Start of Dataset records

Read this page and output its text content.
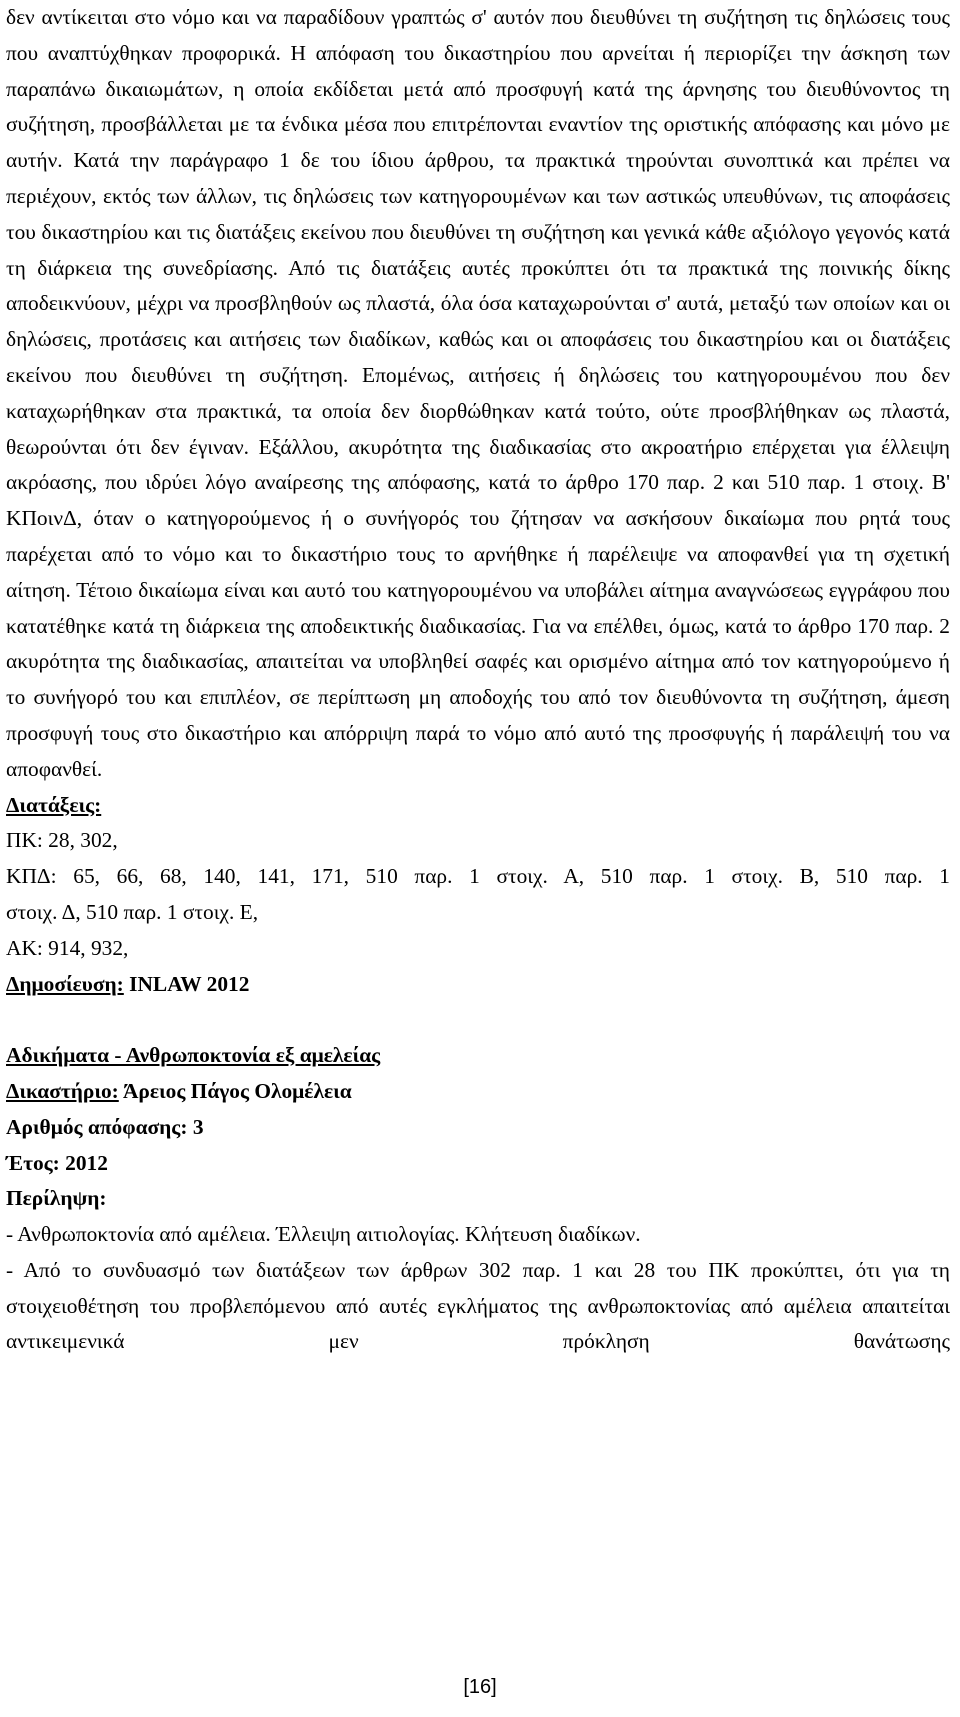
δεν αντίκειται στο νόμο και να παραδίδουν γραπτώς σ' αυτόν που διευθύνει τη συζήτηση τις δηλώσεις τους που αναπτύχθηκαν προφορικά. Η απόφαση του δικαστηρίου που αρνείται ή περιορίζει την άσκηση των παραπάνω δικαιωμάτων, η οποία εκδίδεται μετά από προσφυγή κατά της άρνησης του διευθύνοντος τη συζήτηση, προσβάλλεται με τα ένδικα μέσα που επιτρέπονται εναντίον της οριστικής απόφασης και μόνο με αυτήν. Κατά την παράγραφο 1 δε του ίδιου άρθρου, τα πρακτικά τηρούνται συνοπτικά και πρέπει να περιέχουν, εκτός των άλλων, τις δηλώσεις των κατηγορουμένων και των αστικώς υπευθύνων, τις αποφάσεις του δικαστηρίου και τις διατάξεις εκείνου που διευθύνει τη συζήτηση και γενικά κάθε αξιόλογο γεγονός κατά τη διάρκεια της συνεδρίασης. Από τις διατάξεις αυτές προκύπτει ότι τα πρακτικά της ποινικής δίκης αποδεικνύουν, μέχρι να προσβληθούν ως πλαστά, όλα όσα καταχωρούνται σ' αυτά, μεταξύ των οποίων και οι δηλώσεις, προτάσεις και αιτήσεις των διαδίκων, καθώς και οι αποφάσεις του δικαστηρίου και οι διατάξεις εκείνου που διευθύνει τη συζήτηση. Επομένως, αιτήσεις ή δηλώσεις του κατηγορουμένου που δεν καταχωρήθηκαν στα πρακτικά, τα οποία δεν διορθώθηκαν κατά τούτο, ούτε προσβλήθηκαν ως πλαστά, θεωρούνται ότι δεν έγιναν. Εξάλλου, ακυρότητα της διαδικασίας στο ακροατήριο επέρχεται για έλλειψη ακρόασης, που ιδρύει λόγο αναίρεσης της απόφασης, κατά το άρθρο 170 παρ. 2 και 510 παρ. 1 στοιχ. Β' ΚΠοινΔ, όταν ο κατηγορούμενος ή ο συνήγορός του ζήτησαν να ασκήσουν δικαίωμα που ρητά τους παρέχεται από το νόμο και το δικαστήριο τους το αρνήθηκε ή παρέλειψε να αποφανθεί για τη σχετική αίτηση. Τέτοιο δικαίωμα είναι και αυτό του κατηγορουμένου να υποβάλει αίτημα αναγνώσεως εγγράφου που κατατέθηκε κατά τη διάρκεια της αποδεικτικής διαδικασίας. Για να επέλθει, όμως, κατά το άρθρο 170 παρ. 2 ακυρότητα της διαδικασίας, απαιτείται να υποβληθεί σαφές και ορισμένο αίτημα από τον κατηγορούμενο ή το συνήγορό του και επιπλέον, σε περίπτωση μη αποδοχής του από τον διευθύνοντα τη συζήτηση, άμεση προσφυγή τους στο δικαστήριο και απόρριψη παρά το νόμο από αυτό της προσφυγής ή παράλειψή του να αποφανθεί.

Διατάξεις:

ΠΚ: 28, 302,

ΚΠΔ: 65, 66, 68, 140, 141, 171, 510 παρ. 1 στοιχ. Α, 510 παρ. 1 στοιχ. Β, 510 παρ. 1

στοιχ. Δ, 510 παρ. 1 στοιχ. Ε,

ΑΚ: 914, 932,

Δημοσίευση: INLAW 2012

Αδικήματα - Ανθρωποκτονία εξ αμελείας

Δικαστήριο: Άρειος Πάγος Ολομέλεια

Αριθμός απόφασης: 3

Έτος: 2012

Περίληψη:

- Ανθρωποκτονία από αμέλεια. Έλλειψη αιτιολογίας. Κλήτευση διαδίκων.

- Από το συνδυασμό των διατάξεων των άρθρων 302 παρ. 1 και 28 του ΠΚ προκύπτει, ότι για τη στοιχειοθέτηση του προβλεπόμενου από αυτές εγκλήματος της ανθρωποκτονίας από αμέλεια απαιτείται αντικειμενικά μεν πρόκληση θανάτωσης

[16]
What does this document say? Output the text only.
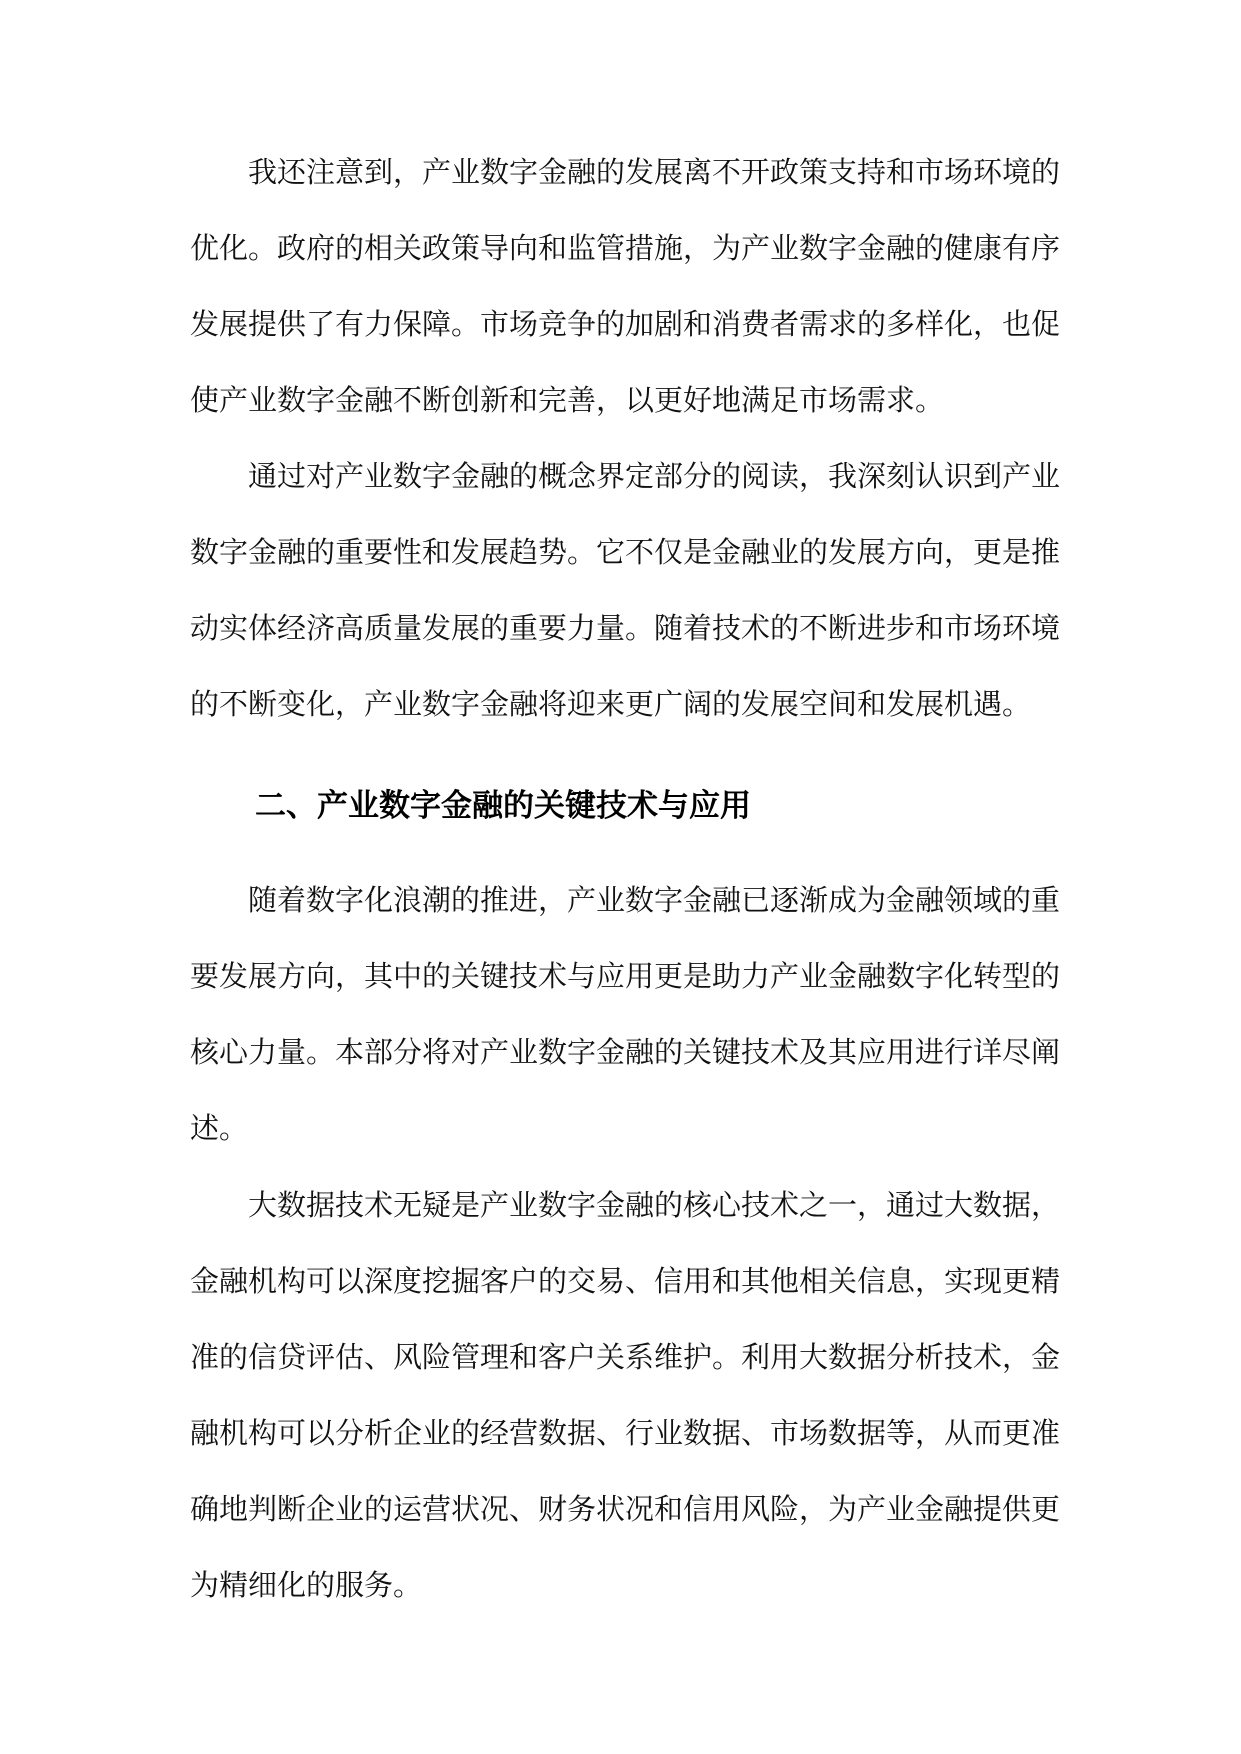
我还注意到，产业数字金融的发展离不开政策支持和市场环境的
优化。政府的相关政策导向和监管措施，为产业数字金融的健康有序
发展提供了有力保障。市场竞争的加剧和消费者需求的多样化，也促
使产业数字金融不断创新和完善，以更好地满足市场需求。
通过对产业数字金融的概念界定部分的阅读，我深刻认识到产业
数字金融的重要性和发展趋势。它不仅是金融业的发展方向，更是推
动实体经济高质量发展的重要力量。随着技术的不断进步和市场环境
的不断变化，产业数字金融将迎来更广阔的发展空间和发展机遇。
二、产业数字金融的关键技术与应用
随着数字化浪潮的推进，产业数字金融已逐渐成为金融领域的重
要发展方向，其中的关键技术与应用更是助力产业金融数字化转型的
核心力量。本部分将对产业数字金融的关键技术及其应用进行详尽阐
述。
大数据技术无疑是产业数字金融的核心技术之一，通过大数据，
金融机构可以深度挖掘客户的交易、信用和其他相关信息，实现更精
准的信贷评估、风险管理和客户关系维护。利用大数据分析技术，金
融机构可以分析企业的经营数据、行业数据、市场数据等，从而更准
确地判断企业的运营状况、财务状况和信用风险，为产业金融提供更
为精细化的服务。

End of Dataset records

### Written exercise
Everything from the line containing "What does this" through the last line of the entries must be repeated verbatim, except pictures.

### Exercise answer
What does this document say? Output the text only.
我还注意到，产业数字金融的发展离不开政策支持和市场环境的
优化。政府的相关政策导向和监管措施，为产业数字金融的健康有序
发展提供了有力保障。市场竞争的加剧和消费者需求的多样化，也促
使产业数字金融不断创新和完善，以更好地满足市场需求。
通过对产业数字金融的概念界定部分的阅读，我深刻认识到产业
数字金融的重要性和发展趋势。它不仅是金融业的发展方向，更是推
动实体经济高质量发展的重要力量。随着技术的不断进步和市场环境
的不断变化，产业数字金融将迎来更广阔的发展空间和发展机遇。
二、产业数字金融的关键技术与应用
随着数字化浪潮的推进，产业数字金融已逐渐成为金融领域的重
要发展方向，其中的关键技术与应用更是助力产业金融数字化转型的
核心力量。本部分将对产业数字金融的关键技术及其应用进行详尽阐
述。
大数据技术无疑是产业数字金融的核心技术之一，通过大数据，
金融机构可以深度挖掘客户的交易、信用和其他相关信息，实现更精
准的信贷评估、风险管理和客户关系维护。利用大数据分析技术，金
融机构可以分析企业的经营数据、行业数据、市场数据等，从而更准
确地判断企业的运营状况、财务状况和信用风险，为产业金融提供更
为精细化的服务。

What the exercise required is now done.